● Assignment
Each entry should be restated word for word, with all pictures left out.

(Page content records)
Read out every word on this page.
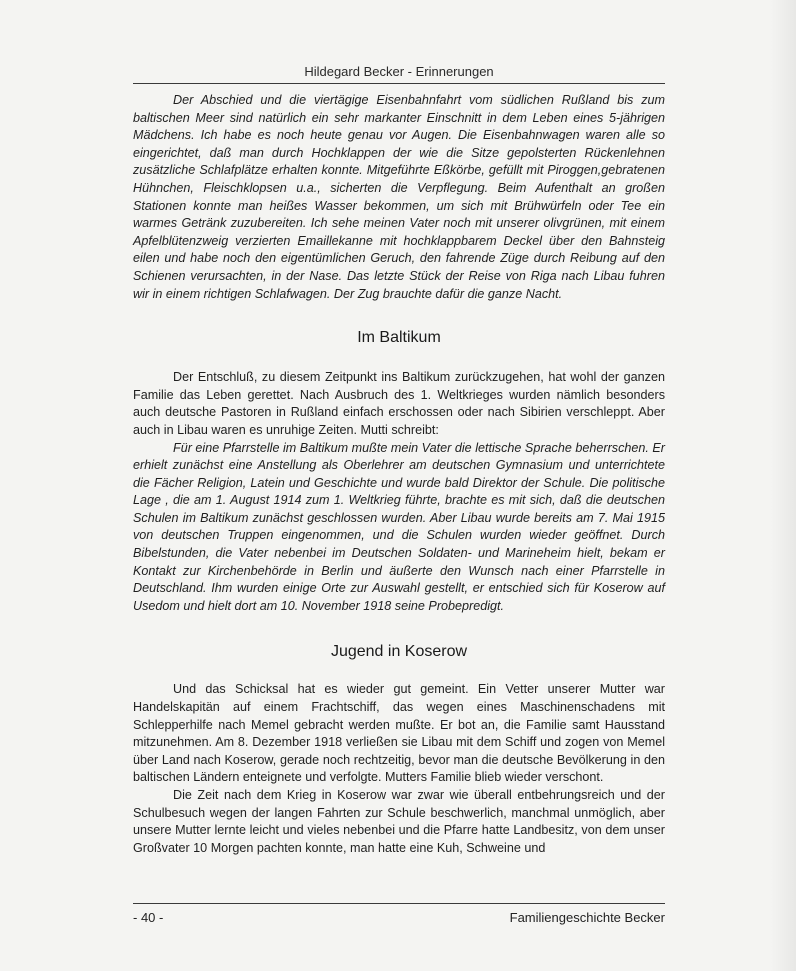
Hildegard Becker - Erinnerungen

Der Abschied und die viertägige Eisenbahnfahrt vom südlichen Rußland bis zum baltischen Meer sind natürlich ein sehr markanter Einschnitt in dem Leben eines 5-jährigen Mädchens. Ich habe es noch heute genau vor Augen. Die Eisenbahnwagen waren alle so eingerichtet, daß man durch Hochklappen der wie die Sitze gepolsterten Rückenlehnen zusätzliche Schlafplätze erhalten konnte. Mitgeführte Eßkörbe, gefüllt mit Piroggen,gebratenen Hühnchen, Fleischklopsen u.a., sicherten die Verpflegung. Beim Aufenthalt an großen Stationen konnte man heißes Wasser bekommen, um sich mit Brühwürfeln oder Tee ein warmes Getränk zuzubereiten. Ich sehe meinen Vater noch mit unserer olivgrünen, mit einem Apfelblütenzweig verzierten Emaillekanne mit hochklappbarem Deckel über den Bahnsteig eilen und habe noch den eigentümlichen Geruch, den fahrende Züge durch Reibung auf den Schienen verursachten, in der Nase. Das letzte Stück der Reise von Riga nach Libau fuhren wir in einem richtigen Schlafwagen. Der Zug brauchte dafür die ganze Nacht.

Im Baltikum

Der Entschluß, zu diesem Zeitpunkt ins Baltikum zurückzugehen, hat wohl der ganzen Familie das Leben gerettet. Nach Ausbruch des 1. Weltkrieges wurden nämlich besonders auch deutsche Pastoren in Rußland einfach erschossen oder nach Sibirien verschleppt. Aber auch in Libau waren es unruhige Zeiten. Mutti schreibt:

Für eine Pfarrstelle im Baltikum mußte mein Vater die lettische Sprache beherrschen. Er erhielt zunächst eine Anstellung als Oberlehrer am deutschen Gymnasium und unterrichtete die Fächer Religion, Latein und Geschichte und wurde bald Direktor der Schule. Die politische Lage , die am 1. August 1914 zum 1. Weltkrieg führte, brachte es mit sich, daß die deutschen Schulen im Baltikum zunächst geschlossen wurden. Aber Libau wurde bereits am 7. Mai 1915 von deutschen Truppen eingenommen, und die Schulen wurden wieder geöffnet. Durch Bibelstunden, die Vater nebenbei im Deutschen Soldaten- und Marineheim hielt, bekam er Kontakt zur Kirchenbehörde in Berlin und äußerte den Wunsch nach einer Pfarrstelle in Deutschland. Ihm wurden einige Orte zur Auswahl gestellt, er entschied sich für Koserow auf Usedom und hielt dort am 10. November 1918 seine Probepredigt.

Jugend in Koserow

Und das Schicksal hat es wieder gut gemeint. Ein Vetter unserer Mutter war Handelskapitän auf einem Frachtschiff, das wegen eines Maschinenschadens mit Schlepperhilfe nach Memel gebracht werden mußte. Er bot an, die Familie samt Hausstand mitzunehmen. Am 8. Dezember 1918 verließen sie Libau mit dem Schiff und zogen von Memel über Land nach Koserow, gerade noch rechtzeitig, bevor man die deutsche Bevölkerung in den baltischen Ländern enteignete und verfolgte. Mutters Familie blieb wieder verschont.

Die Zeit nach dem Krieg in Koserow war zwar wie überall entbehrungsreich und der Schulbesuch wegen der langen Fahrten zur Schule beschwerlich, manchmal unmöglich, aber unsere Mutter lernte leicht und vieles nebenbei und die Pfarre hatte Landbesitz, von dem unser Großvater 10 Morgen pachten konnte, man hatte eine Kuh, Schweine und

- 40 -	Familiengeschichte Becker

● Task output
Read out every word on this page.
Hildegard Becker - Erinnerungen

Der Abschied und die viertägige Eisenbahnfahrt vom südlichen Rußland bis zum baltischen Meer sind natürlich ein sehr markanter Einschnitt in dem Leben eines 5-jährigen Mädchens. Ich habe es noch heute genau vor Augen. Die Eisenbahnwagen waren alle so eingerichtet, daß man durch Hochklappen der wie die Sitze gepolsterten Rückenlehnen zusätzliche Schlafplätze erhalten konnte. Mitgeführte Eßkörbe, gefüllt mit Piroggen,gebratenen Hühnchen, Fleischklopsen u.a., sicherten die Verpflegung. Beim Aufenthalt an großen Stationen konnte man heißes Wasser bekommen, um sich mit Brühwürfeln oder Tee ein warmes Getränk zuzubereiten. Ich sehe meinen Vater noch mit unserer olivgrünen, mit einem Apfelblütenzweig verzierten Emaillekanne mit hochklappbarem Deckel über den Bahnsteig eilen und habe noch den eigentümlichen Geruch, den fahrende Züge durch Reibung auf den Schienen verursachten, in der Nase. Das letzte Stück der Reise von Riga nach Libau fuhren wir in einem richtigen Schlafwagen. Der Zug brauchte dafür die ganze Nacht.

Im Baltikum

Der Entschluß, zu diesem Zeitpunkt ins Baltikum zurückzugehen, hat wohl der ganzen Familie das Leben gerettet. Nach Ausbruch des 1. Weltkrieges wurden nämlich besonders auch deutsche Pastoren in Rußland einfach erschossen oder nach Sibirien verschleppt. Aber auch in Libau waren es unruhige Zeiten. Mutti schreibt:

Für eine Pfarrstelle im Baltikum mußte mein Vater die lettische Sprache beherrschen. Er erhielt zunächst eine Anstellung als Oberlehrer am deutschen Gymnasium und unterrichtete die Fächer Religion, Latein und Geschichte und wurde bald Direktor der Schule. Die politische Lage , die am 1. August 1914 zum 1. Weltkrieg führte, brachte es mit sich, daß die deutschen Schulen im Baltikum zunächst geschlossen wurden. Aber Libau wurde bereits am 7. Mai 1915 von deutschen Truppen eingenommen, und die Schulen wurden wieder geöffnet. Durch Bibelstunden, die Vater nebenbei im Deutschen Soldaten- und Marineheim hielt, bekam er Kontakt zur Kirchenbehörde in Berlin und äußerte den Wunsch nach einer Pfarrstelle in Deutschland. Ihm wurden einige Orte zur Auswahl gestellt, er entschied sich für Koserow auf Usedom und hielt dort am 10. November 1918 seine Probepredigt.

Jugend in Koserow

Und das Schicksal hat es wieder gut gemeint. Ein Vetter unserer Mutter war Handelskapitän auf einem Frachtschiff, das wegen eines Maschinenschadens mit Schlepperhilfe nach Memel gebracht werden mußte. Er bot an, die Familie samt Hausstand mitzunehmen. Am 8. Dezember 1918 verließen sie Libau mit dem Schiff und zogen von Memel über Land nach Koserow, gerade noch rechtzeitig, bevor man die deutsche Bevölkerung in den baltischen Ländern enteignete und verfolgte. Mutters Familie blieb wieder verschont.

Die Zeit nach dem Krieg in Koserow war zwar wie überall entbehrungsreich und der Schulbesuch wegen der langen Fahrten zur Schule beschwerlich, manchmal unmöglich, aber unsere Mutter lernte leicht und vieles nebenbei und die Pfarre hatte Landbesitz, von dem unser Großvater 10 Morgen pachten konnte, man hatte eine Kuh, Schweine und

- 40 -	Familiengeschichte Becker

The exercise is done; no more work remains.